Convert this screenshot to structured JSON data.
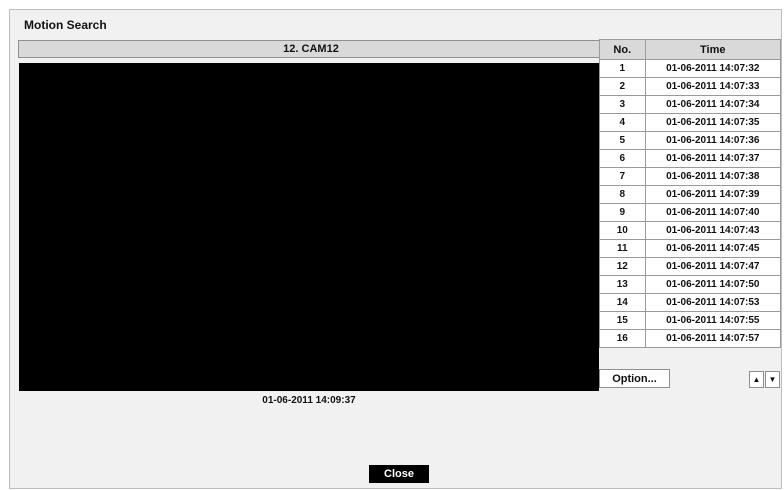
{
  "dialog": {
    "title": "Motion Search"
  },
  "camera": {
    "header": "12. CAM12",
    "timestamp": "01-06-2011  14:09:37"
  },
  "table": {
    "headers": {
      "no": "No.",
      "time": "Time"
    },
    "rows": [
      {
        "no": "1",
        "time": "01-06-2011  14:07:32"
      },
      {
        "no": "2",
        "time": "01-06-2011  14:07:33"
      },
      {
        "no": "3",
        "time": "01-06-2011  14:07:34"
      },
      {
        "no": "4",
        "time": "01-06-2011  14:07:35"
      },
      {
        "no": "5",
        "time": "01-06-2011  14:07:36"
      },
      {
        "no": "6",
        "time": "01-06-2011  14:07:37"
      },
      {
        "no": "7",
        "time": "01-06-2011  14:07:38"
      },
      {
        "no": "8",
        "time": "01-06-2011  14:07:39"
      },
      {
        "no": "9",
        "time": "01-06-2011  14:07:40"
      },
      {
        "no": "10",
        "time": "01-06-2011  14:07:43"
      },
      {
        "no": "11",
        "time": "01-06-2011  14:07:45"
      },
      {
        "no": "12",
        "time": "01-06-2011  14:07:47"
      },
      {
        "no": "13",
        "time": "01-06-2011  14:07:50"
      },
      {
        "no": "14",
        "time": "01-06-2011  14:07:53"
      },
      {
        "no": "15",
        "time": "01-06-2011  14:07:55"
      },
      {
        "no": "16",
        "time": "01-06-2011  14:07:57"
      }
    ]
  },
  "controls": {
    "option_label": "Option...",
    "up_icon": "▲",
    "down_icon": "▼",
    "close_label": "Close"
  }
}
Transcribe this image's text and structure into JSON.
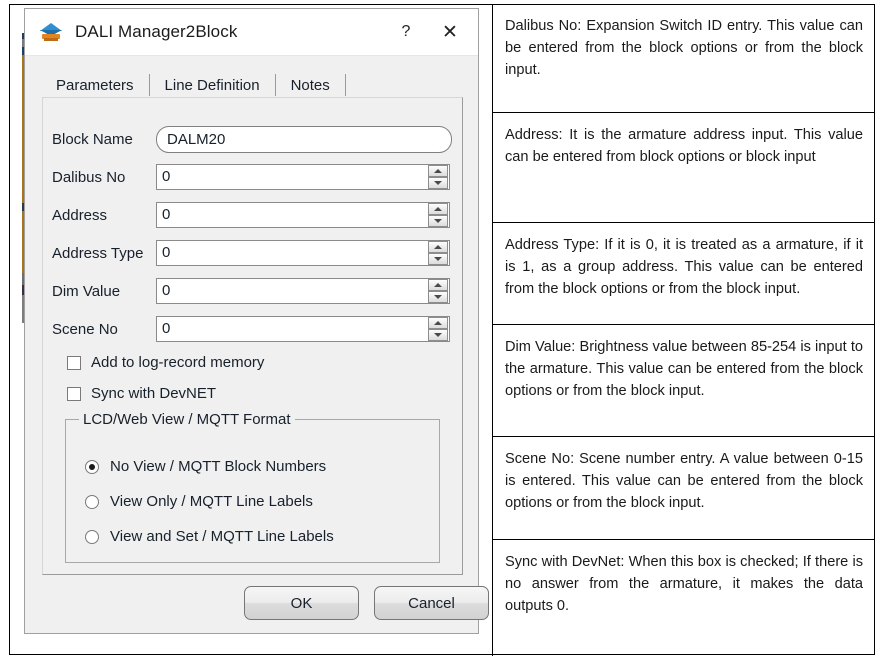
{
  "window": {
    "title": "DALI Manager2Block",
    "icon": "block-cube-icon",
    "help_label": "?",
    "close_label": "✕"
  },
  "tabs": [
    {
      "label": "Parameters",
      "active": true
    },
    {
      "label": "Line Definition",
      "active": false
    },
    {
      "label": "Notes",
      "active": false
    }
  ],
  "form": {
    "fields": [
      {
        "label": "Block Name",
        "value": "DALM20",
        "type": "text"
      },
      {
        "label": "Dalibus No",
        "value": "0",
        "type": "spinner"
      },
      {
        "label": "Address",
        "value": "0",
        "type": "spinner"
      },
      {
        "label": "Address Type",
        "value": "0",
        "type": "spinner"
      },
      {
        "label": "Dim Value",
        "value": "0",
        "type": "spinner"
      },
      {
        "label": "Scene No",
        "value": "0",
        "type": "spinner"
      }
    ]
  },
  "checkboxes": [
    {
      "label": "Add to log-record memory",
      "checked": false
    },
    {
      "label": "Sync with DevNET",
      "checked": false
    }
  ],
  "groupbox": {
    "legend": "LCD/Web View / MQTT Format",
    "options": [
      {
        "label": "No View / MQTT Block Numbers",
        "selected": true
      },
      {
        "label": "View Only / MQTT Line Labels",
        "selected": false
      },
      {
        "label": "View and Set / MQTT Line Labels",
        "selected": false
      }
    ]
  },
  "buttons": {
    "ok": "OK",
    "cancel": "Cancel"
  },
  "docs": {
    "entries": [
      "Dalibus No:  Expansion Switch ID entry. This value can be entered from the block options or from the block input.",
      "Address:  It is the armature address input. This value can be entered from block options or block input",
      "Address Type:  If it is 0, it is treated as a armature, if it is 1, as a group address. This value can be entered from the block options or from the block input.",
      "Dim Value:  Brightness value between 85-254 is input to the armature. This value can be entered from the block options or from the block input.",
      "Scene No:  Scene number entry. A value between 0-15 is entered. This value can be entered from the block options or from the block input.",
      "Sync with DevNet: When this box is checked; If there is no answer from the armature, it makes the data outputs 0."
    ],
    "heights": [
      109,
      110,
      102,
      112,
      103,
      115
    ]
  },
  "colors": {
    "dialog_background": "#f0f0f0",
    "titlebar_background": "#ffffff",
    "text": "#17202b",
    "border": "#a0a0a0",
    "field_background": "#ffffff"
  }
}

Given problem
Every line above should be returned exactly; the pictures stay out.

Complete response
Convert this screenshot to structured JSON data.
{
  "dialog": {
    "title": "Motion Search"
  },
  "camera": {
    "header": "12. CAM12",
    "timestamp": "01-06-2011  14:09:37"
  },
  "table": {
    "headers": {
      "no": "No.",
      "time": "Time"
    },
    "rows": [
      {
        "no": "1",
        "time": "01-06-2011  14:07:32"
      },
      {
        "no": "2",
        "time": "01-06-2011  14:07:33"
      },
      {
        "no": "3",
        "time": "01-06-2011  14:07:34"
      },
      {
        "no": "4",
        "time": "01-06-2011  14:07:35"
      },
      {
        "no": "5",
        "time": "01-06-2011  14:07:36"
      },
      {
        "no": "6",
        "time": "01-06-2011  14:07:37"
      },
      {
        "no": "7",
        "time": "01-06-2011  14:07:38"
      },
      {
        "no": "8",
        "time": "01-06-2011  14:07:39"
      },
      {
        "no": "9",
        "time": "01-06-2011  14:07:40"
      },
      {
        "no": "10",
        "time": "01-06-2011  14:07:43"
      },
      {
        "no": "11",
        "time": "01-06-2011  14:07:45"
      },
      {
        "no": "12",
        "time": "01-06-2011  14:07:47"
      },
      {
        "no": "13",
        "time": "01-06-2011  14:07:50"
      },
      {
        "no": "14",
        "time": "01-06-2011  14:07:53"
      },
      {
        "no": "15",
        "time": "01-06-2011  14:07:55"
      },
      {
        "no": "16",
        "time": "01-06-2011  14:07:57"
      }
    ]
  },
  "controls": {
    "option_label": "Option...",
    "up_icon": "▲",
    "down_icon": "▼",
    "close_label": "Close"
  }
}
Transcribe this image's text and structure into JSON.
{
  "window": {
    "title": "DALI Manager2Block",
    "icon": "block-cube-icon",
    "help_label": "?",
    "close_label": "✕"
  },
  "tabs": [
    {
      "label": "Parameters",
      "active": true
    },
    {
      "label": "Line Definition",
      "active": false
    },
    {
      "label": "Notes",
      "active": false
    }
  ],
  "form": {
    "fields": [
      {
        "label": "Block Name",
        "value": "DALM20",
        "type": "text"
      },
      {
        "label": "Dalibus No",
        "value": "0",
        "type": "spinner"
      },
      {
        "label": "Address",
        "value": "0",
        "type": "spinner"
      },
      {
        "label": "Address Type",
        "value": "0",
        "type": "spinner"
      },
      {
        "label": "Dim Value",
        "value": "0",
        "type": "spinner"
      },
      {
        "label": "Scene No",
        "value": "0",
        "type": "spinner"
      }
    ]
  },
  "checkboxes": [
    {
      "label": "Add to log-record memory",
      "checked": false
    },
    {
      "label": "Sync with DevNET",
      "checked": false
    }
  ],
  "groupbox": {
    "legend": "LCD/Web View / MQTT Format",
    "options": [
      {
        "label": "No View / MQTT Block Numbers",
        "selected": true
      },
      {
        "label": "View Only / MQTT Line Labels",
        "selected": false
      },
      {
        "label": "View and Set / MQTT Line Labels",
        "selected": false
      }
    ]
  },
  "buttons": {
    "ok": "OK",
    "cancel": "Cancel"
  },
  "docs": {
    "entries": [
      "Dalibus No:  Expansion Switch ID entry. This value can be entered from the block options or from the block input.",
      "Address:  It is the armature address input. This value can be entered from block options or block input",
      "Address Type:  If it is 0, it is treated as a armature, if it is 1, as a group address. This value can be entered from the block options or from the block input.",
      "Dim Value:  Brightness value between 85-254 is input to the armature. This value can be entered from the block options or from the block input.",
      "Scene No:  Scene number entry. A value between 0-15 is entered. This value can be entered from the block options or from the block input.",
      "Sync with DevNet: When this box is checked; If there is no answer from the armature, it makes the data outputs 0."
    ],
    "heights": [
      109,
      110,
      102,
      112,
      103,
      115
    ]
  },
  "colors": {
    "dialog_background": "#f0f0f0",
    "titlebar_background": "#ffffff",
    "text": "#17202b",
    "border": "#a0a0a0",
    "field_background": "#ffffff"
  }
}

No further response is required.